• **LISTED ENTRIES**

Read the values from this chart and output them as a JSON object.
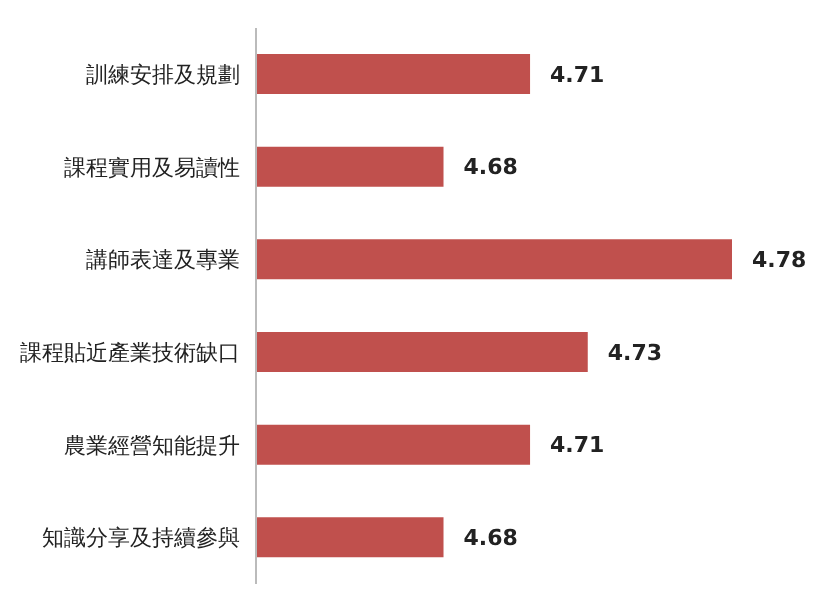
{
  "chart_data": {
    "type": "bar",
    "orientation": "horizontal",
    "categories": [
      "訓練安排及規劃",
      "課程實用及易讀性",
      "講師表達及專業",
      "課程貼近產業技術缺口",
      "農業經營知能提升",
      "知識分享及持續參與"
    ],
    "values": [
      4.71,
      4.68,
      4.78,
      4.73,
      4.71,
      4.68
    ],
    "color": "#c0504d",
    "xlim": [
      4.615,
      4.78
    ],
    "data_labels": true,
    "tick_labels": "y",
    "grid": false
  }
}
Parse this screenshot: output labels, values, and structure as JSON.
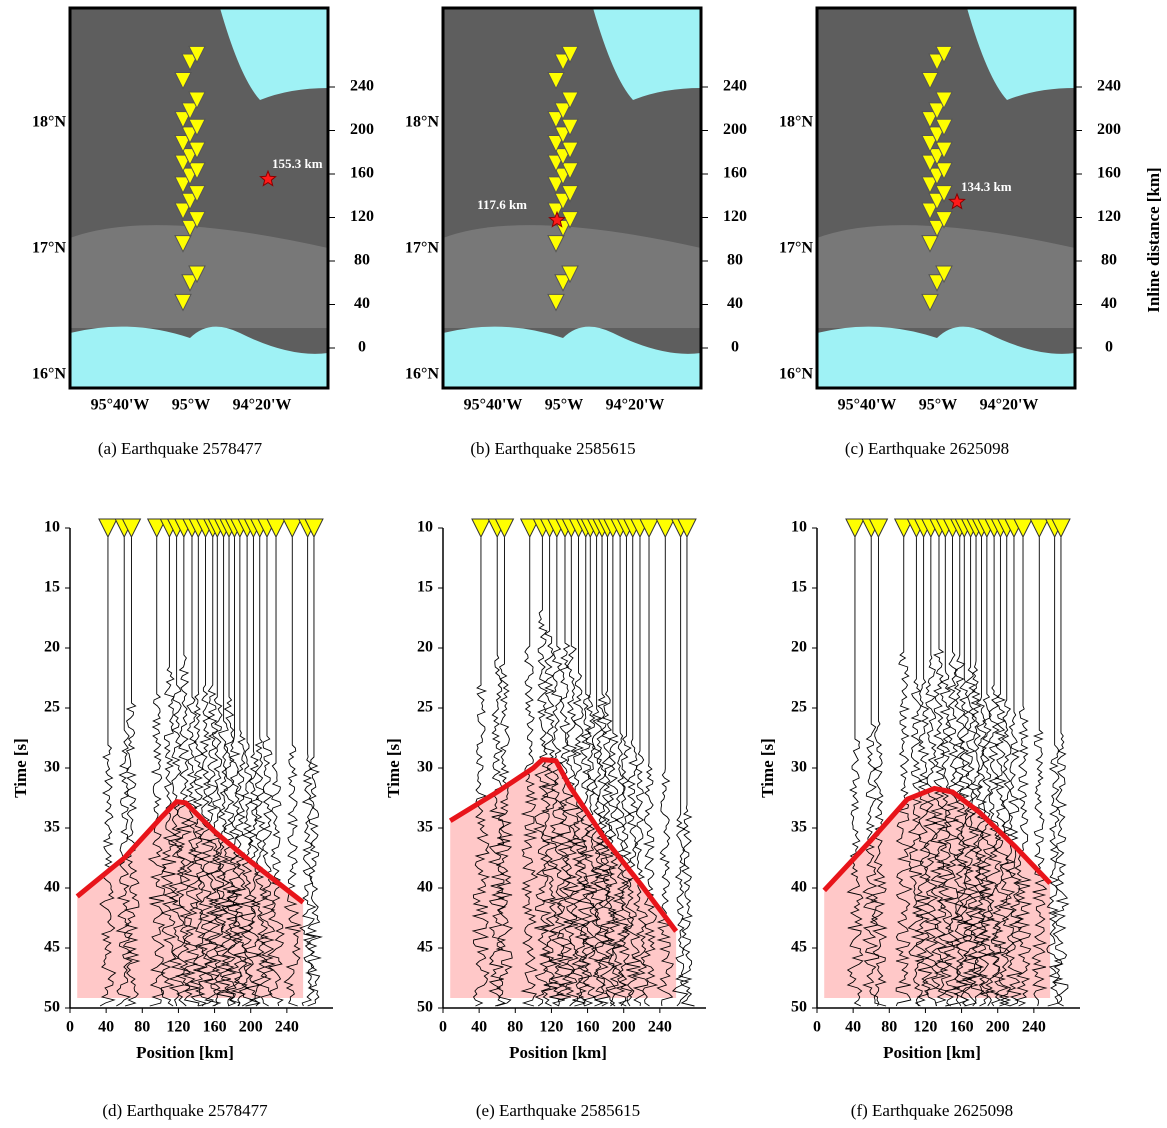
{
  "stations": [
    42,
    60,
    68,
    96,
    110,
    118,
    126,
    135,
    142,
    150,
    158,
    163,
    170,
    176,
    182,
    188,
    196,
    203,
    210,
    218,
    228,
    246,
    263,
    270
  ],
  "maps": {
    "lat_ticks": [
      "16°N",
      "17°N",
      "18°N"
    ],
    "lon_ticks": [
      "95°40'W",
      "95°W",
      "94°20'W"
    ],
    "inline_ticks": [
      0,
      40,
      80,
      120,
      160,
      200,
      240
    ],
    "inline_label": "Inline distance [km]",
    "panels": [
      {
        "caption": "(a) Earthquake 2578477",
        "event_distance": 155.3,
        "event_label": "155.3 km"
      },
      {
        "caption": "(b) Earthquake 2585615",
        "event_distance": 117.6,
        "event_label": "117.6 km"
      },
      {
        "caption": "(c) Earthquake 2625098",
        "event_distance": 134.3,
        "event_label": "134.3 km"
      }
    ]
  },
  "seismograms": {
    "x_label": "Position [km]",
    "y_label": "Time [s]",
    "xlim": [
      0,
      280
    ],
    "ylim": [
      10,
      50
    ],
    "xticks": [
      0,
      40,
      80,
      120,
      160,
      200,
      240
    ],
    "yticks": [
      10,
      15,
      20,
      25,
      30,
      35,
      40,
      45,
      50
    ],
    "panels": [
      {
        "caption": "(d) Earthquake 2578477",
        "curve": {
          "x": [
            8,
            60,
            100,
            118,
            128,
            160,
            200,
            258
          ],
          "y": [
            40.7,
            37.5,
            34.2,
            32.8,
            32.9,
            35.3,
            37.8,
            41.2
          ]
        }
      },
      {
        "caption": "(e) Earthquake 2585615",
        "curve": {
          "x": [
            8,
            60,
            100,
            110,
            125,
            140,
            180,
            220,
            258
          ],
          "y": [
            34.4,
            32,
            30,
            29.3,
            29.4,
            31.5,
            36,
            39.8,
            43.6
          ]
        }
      },
      {
        "caption": "(f) Earthquake 2625098",
        "curve": {
          "x": [
            8,
            60,
            100,
            130,
            150,
            180,
            220,
            258
          ],
          "y": [
            40.2,
            36,
            32.6,
            31.7,
            32,
            33.7,
            36.6,
            39.6
          ]
        }
      }
    ]
  }
}
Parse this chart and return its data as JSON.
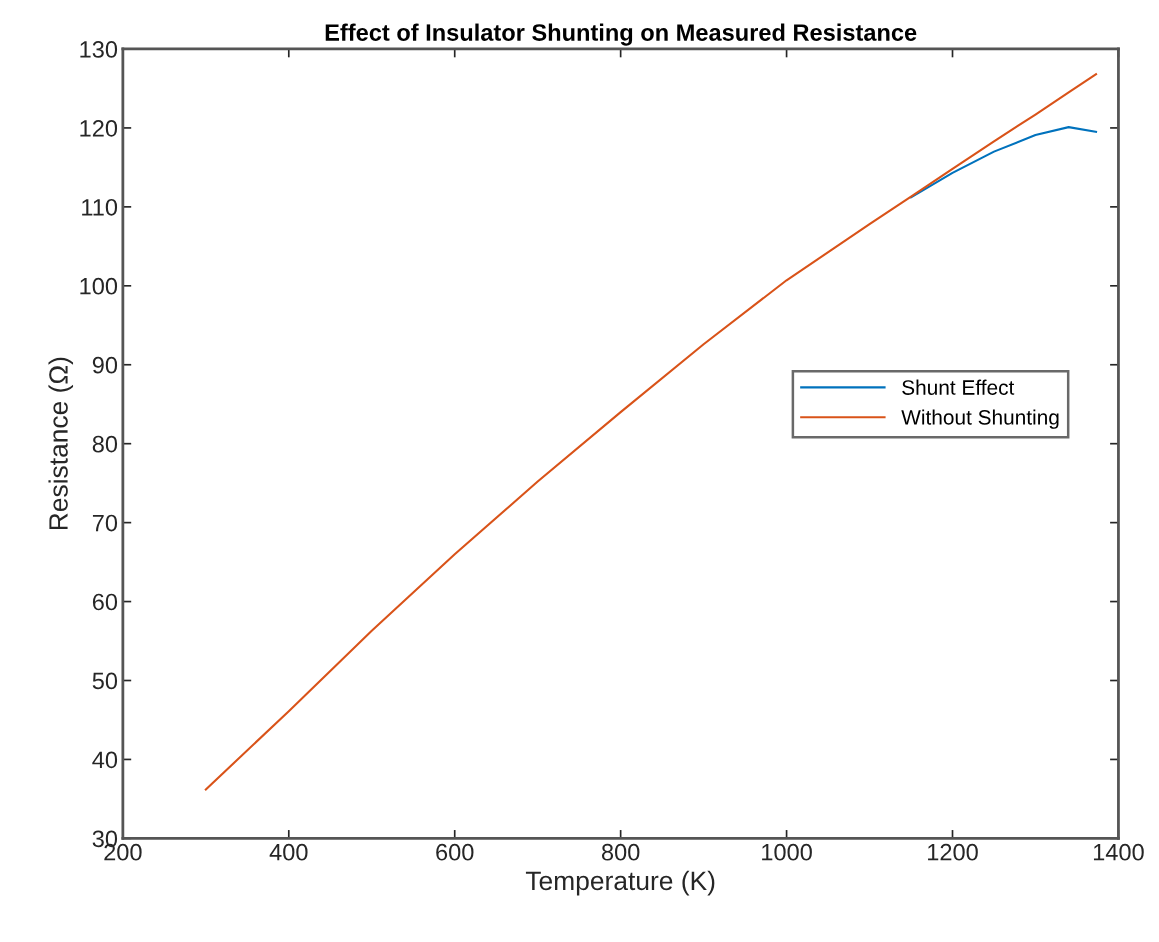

• **GOAL**
Filter the records above for lines containing the word "JSON", and copy those lines.

• **CORRECT OUTPUT**
Read the values from this chart and output them as a JSON object.
Parse this screenshot: output labels, values, and structure as JSON.
Parse this chart and return its data as JSON.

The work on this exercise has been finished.